** Exercise directions **
For the string "peas", search the entries below and copy every line where it appears.
====
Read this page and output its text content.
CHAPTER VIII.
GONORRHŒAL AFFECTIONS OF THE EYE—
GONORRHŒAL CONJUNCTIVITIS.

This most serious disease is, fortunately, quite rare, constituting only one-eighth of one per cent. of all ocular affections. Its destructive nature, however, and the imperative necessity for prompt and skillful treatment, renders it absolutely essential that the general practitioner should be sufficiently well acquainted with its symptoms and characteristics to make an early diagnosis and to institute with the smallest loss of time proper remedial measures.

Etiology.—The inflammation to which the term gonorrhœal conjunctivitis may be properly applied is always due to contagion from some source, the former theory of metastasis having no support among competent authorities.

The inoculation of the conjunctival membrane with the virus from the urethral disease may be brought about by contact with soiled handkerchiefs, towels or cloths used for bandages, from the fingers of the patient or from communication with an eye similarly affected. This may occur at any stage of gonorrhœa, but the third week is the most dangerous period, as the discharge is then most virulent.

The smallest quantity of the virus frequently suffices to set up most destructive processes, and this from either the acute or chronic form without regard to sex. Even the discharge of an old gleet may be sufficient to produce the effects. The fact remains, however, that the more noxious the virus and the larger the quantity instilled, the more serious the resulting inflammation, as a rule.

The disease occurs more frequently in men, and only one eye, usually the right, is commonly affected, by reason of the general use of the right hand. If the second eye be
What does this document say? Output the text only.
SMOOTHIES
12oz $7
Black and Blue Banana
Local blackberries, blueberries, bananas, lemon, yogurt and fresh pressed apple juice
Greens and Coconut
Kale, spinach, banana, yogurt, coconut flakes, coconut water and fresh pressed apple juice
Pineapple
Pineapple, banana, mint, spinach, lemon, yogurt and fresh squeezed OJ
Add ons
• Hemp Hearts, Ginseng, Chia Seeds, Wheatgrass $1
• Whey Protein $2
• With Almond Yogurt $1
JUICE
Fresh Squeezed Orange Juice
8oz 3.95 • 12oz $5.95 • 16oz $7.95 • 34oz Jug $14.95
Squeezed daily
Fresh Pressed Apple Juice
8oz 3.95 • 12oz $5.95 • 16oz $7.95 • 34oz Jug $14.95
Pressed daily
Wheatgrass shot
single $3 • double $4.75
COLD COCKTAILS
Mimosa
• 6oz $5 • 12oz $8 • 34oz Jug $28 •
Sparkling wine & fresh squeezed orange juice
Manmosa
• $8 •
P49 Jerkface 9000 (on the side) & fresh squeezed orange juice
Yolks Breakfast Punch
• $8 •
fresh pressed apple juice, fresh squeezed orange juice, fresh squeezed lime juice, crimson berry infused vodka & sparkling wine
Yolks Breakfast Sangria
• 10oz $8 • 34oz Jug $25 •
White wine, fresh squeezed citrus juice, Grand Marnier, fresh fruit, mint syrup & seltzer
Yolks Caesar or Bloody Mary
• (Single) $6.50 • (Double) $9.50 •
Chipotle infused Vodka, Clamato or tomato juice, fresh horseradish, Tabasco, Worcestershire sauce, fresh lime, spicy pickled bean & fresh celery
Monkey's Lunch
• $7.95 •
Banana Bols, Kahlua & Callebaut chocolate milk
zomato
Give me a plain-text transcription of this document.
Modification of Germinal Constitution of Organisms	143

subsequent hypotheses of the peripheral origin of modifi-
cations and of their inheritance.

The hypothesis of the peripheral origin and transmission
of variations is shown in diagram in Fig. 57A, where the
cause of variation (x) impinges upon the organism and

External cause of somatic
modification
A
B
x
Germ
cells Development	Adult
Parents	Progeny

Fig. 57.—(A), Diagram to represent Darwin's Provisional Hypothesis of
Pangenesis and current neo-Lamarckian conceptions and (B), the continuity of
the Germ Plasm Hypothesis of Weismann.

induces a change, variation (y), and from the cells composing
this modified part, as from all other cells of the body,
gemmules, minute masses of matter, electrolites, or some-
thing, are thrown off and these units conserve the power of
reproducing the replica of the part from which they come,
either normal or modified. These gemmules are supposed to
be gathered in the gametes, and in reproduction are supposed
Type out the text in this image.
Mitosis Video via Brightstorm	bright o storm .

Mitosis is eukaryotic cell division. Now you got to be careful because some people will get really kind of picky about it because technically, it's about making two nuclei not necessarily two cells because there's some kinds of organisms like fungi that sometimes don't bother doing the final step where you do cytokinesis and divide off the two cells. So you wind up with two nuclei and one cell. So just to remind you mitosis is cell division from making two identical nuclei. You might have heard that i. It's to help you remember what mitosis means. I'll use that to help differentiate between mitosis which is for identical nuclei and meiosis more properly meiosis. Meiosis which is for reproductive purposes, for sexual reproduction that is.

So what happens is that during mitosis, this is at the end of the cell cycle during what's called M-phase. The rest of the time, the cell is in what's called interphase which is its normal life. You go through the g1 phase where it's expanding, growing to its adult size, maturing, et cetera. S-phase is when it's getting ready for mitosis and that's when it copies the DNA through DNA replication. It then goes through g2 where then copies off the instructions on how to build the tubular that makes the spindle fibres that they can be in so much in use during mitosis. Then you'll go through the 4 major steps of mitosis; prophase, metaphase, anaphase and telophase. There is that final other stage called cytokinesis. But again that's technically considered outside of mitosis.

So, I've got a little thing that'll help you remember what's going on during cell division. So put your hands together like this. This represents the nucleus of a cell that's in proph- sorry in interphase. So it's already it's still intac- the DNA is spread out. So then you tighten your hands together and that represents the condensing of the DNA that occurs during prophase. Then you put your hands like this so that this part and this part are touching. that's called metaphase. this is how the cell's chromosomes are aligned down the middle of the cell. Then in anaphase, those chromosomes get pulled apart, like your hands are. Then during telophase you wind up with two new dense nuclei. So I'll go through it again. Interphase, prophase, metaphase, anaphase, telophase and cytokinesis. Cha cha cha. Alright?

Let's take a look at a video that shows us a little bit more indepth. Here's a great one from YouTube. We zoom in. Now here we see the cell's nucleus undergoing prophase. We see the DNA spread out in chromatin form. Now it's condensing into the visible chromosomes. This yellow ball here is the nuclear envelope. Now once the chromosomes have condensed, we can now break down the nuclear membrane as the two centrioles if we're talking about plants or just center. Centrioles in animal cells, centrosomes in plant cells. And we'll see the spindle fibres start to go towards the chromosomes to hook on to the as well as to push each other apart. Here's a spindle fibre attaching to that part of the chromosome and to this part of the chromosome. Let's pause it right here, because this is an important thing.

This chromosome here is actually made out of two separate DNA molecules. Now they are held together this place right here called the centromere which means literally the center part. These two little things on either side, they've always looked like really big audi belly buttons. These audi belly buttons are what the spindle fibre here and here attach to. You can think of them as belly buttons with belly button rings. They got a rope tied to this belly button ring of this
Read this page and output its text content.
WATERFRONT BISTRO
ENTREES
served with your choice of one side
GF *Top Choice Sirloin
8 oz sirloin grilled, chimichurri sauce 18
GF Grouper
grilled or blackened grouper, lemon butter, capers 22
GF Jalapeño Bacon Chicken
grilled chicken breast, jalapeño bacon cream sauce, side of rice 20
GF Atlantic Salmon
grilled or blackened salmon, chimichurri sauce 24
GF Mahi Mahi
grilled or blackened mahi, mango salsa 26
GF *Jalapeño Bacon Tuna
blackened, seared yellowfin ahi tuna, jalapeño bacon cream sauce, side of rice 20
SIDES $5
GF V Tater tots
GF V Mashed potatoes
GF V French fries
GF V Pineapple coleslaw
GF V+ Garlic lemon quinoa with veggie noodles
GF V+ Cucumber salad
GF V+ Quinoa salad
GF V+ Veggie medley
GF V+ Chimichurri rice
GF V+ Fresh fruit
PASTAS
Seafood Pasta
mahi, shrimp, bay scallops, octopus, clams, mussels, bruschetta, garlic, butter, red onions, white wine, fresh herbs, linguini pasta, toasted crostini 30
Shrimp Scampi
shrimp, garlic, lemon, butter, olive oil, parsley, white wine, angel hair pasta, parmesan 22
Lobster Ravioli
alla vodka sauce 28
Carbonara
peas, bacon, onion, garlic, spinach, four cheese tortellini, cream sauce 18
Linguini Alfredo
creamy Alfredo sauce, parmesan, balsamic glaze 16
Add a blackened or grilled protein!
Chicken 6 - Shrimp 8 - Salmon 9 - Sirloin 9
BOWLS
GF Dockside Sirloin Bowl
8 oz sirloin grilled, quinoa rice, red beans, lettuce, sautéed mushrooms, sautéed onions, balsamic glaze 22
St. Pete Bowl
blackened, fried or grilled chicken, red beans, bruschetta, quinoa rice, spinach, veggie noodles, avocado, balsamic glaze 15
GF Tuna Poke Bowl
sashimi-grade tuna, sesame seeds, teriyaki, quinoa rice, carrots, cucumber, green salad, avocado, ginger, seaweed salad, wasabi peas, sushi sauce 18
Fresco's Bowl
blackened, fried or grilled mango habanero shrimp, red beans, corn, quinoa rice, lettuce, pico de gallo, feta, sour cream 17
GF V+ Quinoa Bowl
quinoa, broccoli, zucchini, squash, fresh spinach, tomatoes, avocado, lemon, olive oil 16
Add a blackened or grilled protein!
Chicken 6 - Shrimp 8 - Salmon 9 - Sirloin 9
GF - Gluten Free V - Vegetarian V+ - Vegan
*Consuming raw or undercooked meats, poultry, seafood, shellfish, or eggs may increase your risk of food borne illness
====
** Task response **
peas, bacon, onion, garlic, spinach, four cheese tortellini, cream sauce 18
sashimi-grade tuna, sesame seeds, teriyaki, quinoa rice, carrots, cucumber, green salad, avocado, ginger, seaweed salad, wasabi peas, sushi sauce 18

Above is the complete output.